• [Excerpted data]:
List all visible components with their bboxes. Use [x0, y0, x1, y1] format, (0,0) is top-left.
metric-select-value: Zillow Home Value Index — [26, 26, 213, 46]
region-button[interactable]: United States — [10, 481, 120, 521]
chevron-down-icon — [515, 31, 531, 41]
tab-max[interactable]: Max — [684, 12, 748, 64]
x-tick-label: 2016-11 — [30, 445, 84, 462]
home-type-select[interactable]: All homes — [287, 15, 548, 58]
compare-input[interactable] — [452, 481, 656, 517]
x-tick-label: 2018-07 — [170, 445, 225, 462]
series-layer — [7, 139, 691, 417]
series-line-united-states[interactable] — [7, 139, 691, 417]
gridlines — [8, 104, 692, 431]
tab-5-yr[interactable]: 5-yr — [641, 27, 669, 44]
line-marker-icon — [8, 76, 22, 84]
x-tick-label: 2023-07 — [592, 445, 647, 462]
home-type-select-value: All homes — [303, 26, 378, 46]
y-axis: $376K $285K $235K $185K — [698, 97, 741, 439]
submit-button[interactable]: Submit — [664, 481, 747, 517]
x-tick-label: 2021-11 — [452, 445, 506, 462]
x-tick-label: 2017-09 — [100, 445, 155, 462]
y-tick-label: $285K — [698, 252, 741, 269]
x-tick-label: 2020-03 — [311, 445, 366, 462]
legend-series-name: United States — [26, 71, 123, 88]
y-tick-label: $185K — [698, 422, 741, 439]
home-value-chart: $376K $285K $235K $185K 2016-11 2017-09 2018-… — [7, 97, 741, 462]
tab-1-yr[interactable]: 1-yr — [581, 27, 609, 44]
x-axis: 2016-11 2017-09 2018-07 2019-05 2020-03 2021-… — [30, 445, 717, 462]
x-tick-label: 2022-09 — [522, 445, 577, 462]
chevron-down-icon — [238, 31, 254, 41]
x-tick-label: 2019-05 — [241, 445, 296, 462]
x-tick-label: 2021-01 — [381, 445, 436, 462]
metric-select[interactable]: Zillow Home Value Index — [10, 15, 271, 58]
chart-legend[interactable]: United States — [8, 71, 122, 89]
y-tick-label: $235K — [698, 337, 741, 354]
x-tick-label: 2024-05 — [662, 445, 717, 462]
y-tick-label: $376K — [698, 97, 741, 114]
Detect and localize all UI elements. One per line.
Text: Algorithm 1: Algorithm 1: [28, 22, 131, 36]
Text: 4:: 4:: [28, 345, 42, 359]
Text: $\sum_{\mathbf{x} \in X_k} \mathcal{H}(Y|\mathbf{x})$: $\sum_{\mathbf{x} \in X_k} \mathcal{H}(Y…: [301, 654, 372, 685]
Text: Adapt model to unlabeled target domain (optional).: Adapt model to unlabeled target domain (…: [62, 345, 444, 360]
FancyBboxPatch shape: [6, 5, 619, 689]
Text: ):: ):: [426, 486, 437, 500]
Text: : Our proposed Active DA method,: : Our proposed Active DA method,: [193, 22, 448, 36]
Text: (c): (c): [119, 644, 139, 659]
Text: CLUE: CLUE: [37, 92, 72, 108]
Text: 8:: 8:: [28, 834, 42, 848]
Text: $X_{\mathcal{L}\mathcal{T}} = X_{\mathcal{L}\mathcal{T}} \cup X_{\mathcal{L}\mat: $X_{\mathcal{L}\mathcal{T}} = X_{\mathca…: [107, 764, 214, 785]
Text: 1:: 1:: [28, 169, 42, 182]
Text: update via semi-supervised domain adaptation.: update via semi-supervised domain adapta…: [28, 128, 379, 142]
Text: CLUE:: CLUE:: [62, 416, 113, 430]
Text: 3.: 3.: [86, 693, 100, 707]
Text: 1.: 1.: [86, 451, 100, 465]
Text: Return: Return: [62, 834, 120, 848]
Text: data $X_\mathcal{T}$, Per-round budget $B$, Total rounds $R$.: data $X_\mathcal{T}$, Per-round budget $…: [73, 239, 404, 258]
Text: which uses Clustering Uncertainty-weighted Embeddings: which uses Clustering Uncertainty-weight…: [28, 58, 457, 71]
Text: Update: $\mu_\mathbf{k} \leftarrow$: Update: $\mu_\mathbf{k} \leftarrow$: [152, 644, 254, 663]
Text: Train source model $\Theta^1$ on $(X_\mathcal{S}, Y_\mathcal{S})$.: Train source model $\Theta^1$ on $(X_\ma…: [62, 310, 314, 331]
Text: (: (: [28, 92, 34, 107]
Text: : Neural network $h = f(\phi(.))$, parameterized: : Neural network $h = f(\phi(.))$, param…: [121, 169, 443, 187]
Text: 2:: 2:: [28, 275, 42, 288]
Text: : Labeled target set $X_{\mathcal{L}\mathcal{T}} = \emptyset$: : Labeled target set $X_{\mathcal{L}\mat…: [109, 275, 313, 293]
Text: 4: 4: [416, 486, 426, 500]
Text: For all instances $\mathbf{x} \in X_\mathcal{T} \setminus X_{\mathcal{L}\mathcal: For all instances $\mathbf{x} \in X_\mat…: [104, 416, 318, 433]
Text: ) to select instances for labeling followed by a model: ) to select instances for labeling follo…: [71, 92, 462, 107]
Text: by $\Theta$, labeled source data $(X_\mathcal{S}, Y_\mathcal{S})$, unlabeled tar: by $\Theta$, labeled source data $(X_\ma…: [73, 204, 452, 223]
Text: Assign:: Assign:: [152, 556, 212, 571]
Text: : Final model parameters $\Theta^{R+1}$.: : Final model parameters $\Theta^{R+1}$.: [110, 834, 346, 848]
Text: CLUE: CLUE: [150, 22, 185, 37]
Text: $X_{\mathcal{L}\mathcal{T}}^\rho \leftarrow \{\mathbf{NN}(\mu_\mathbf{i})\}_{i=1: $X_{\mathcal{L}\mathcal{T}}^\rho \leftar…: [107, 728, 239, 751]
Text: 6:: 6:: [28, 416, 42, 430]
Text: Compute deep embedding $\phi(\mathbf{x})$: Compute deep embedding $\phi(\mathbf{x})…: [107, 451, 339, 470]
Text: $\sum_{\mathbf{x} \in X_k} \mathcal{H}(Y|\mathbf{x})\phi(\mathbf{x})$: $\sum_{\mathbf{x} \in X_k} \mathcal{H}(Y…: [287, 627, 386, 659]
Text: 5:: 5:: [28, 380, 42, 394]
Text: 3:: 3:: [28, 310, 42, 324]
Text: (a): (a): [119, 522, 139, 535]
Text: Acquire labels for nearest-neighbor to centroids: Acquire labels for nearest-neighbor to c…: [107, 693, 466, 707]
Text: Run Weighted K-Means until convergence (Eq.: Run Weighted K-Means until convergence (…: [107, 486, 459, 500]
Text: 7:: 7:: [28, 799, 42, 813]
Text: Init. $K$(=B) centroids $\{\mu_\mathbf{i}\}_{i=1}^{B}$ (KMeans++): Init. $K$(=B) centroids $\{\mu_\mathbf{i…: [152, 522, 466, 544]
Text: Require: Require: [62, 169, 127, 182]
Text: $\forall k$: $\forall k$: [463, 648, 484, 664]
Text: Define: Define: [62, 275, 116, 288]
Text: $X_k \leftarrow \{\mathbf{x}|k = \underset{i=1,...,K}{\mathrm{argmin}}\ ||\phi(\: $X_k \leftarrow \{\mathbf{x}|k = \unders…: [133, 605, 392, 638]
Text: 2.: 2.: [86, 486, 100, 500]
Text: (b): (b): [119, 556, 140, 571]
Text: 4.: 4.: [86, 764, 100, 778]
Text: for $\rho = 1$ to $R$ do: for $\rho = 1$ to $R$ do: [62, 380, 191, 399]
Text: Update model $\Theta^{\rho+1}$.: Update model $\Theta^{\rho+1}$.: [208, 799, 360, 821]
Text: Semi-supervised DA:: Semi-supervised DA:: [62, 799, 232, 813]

• [Required work]: In the listing, update the lines from the first one through the line with "line-marker-icon — [8, 76, 22, 84]" by replacing "x-tick-label" with "x-axis-tick", leaving everything else unchanged. Give only those lines.

• [Full output]:
List all visible components with their bboxes. Use [x0, y0, x1, y1] format, (0,0) is top-left.
metric-select-value: Zillow Home Value Index — [26, 26, 213, 46]
region-button[interactable]: United States — [10, 481, 120, 521]
chevron-down-icon — [515, 31, 531, 41]
tab-max[interactable]: Max — [684, 12, 748, 64]
x-axis-tick: 2016-11 — [30, 445, 84, 462]
home-type-select[interactable]: All homes — [287, 15, 548, 58]
compare-input[interactable] — [452, 481, 656, 517]
x-axis-tick: 2018-07 — [170, 445, 225, 462]
series-layer — [7, 139, 691, 417]
series-line-united-states[interactable] — [7, 139, 691, 417]
gridlines — [8, 104, 692, 431]
tab-5-yr[interactable]: 5-yr — [641, 27, 669, 44]
line-marker-icon — [8, 76, 22, 84]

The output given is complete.